## WHAT IS NEEDED
Copy all lines below containing "number".

▼

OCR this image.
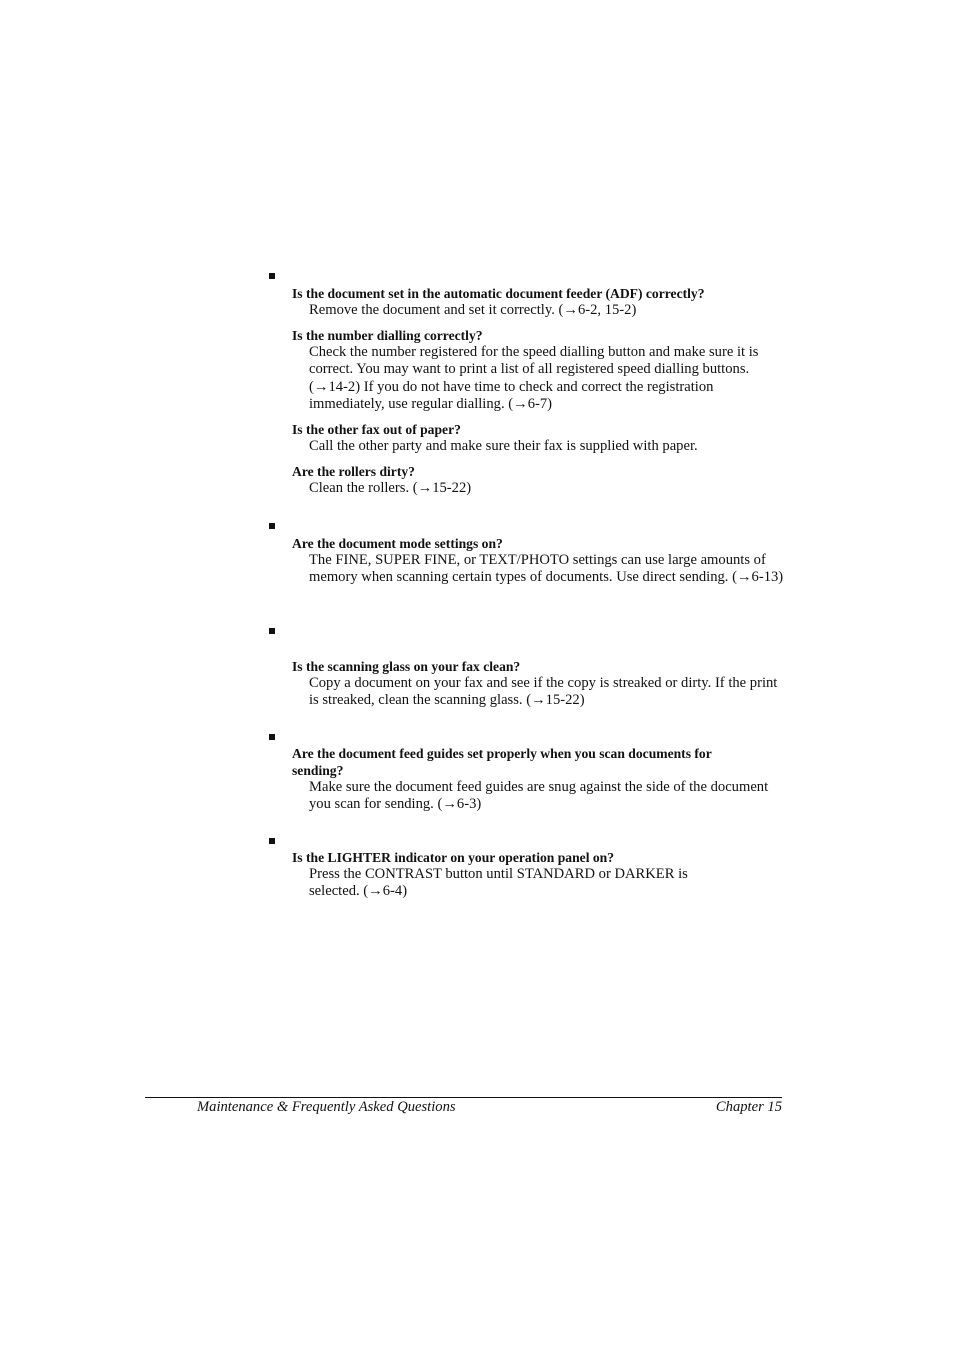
Is the document set in the automatic document feeder (ADF) correctly?

Remove the document and set it correctly. (→6-2, 15-2)

Is the number dialling correctly?

Check the number registered for the speed dialling button and make sure it is correct. You may want to print a list of all registered speed dialling buttons. (→14-2) If you do not have time to check and correct the registration immediately, use regular dialling. (→6-7)

Is the other fax out of paper?

Call the other party and make sure their fax is supplied with paper.

Are the rollers dirty?

Clean the rollers. (→15-22)

Are the document mode settings on?

The FINE, SUPER FINE, or TEXT/PHOTO settings can use large amounts of memory when scanning certain types of documents. Use direct sending. (→6-13)

Is the scanning glass on your fax clean?

Copy a document on your fax and see if the copy is streaked or dirty. If the print is streaked, clean the scanning glass. (→15-22)

Are the document feed guides set properly when you scan documents for sending?

Make sure the document feed guides are snug against the side of the document you scan for sending. (→6-3)

Is the LIGHTER indicator on your operation panel on?

Press the CONTRAST button until STANDARD or DARKER is selected. (→6-4)

Maintenance & Frequently Asked Questions	Chapter 15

▲

## WRITTEN RESPONSE
Is the number dialling correctly?
Check the number registered for the speed dialling button and make sure it is correct. You may want to print a list of all registered speed dialling buttons. (→14-2) If you do not have time to check and correct the registration immediately, use regular dialling. (→6-7)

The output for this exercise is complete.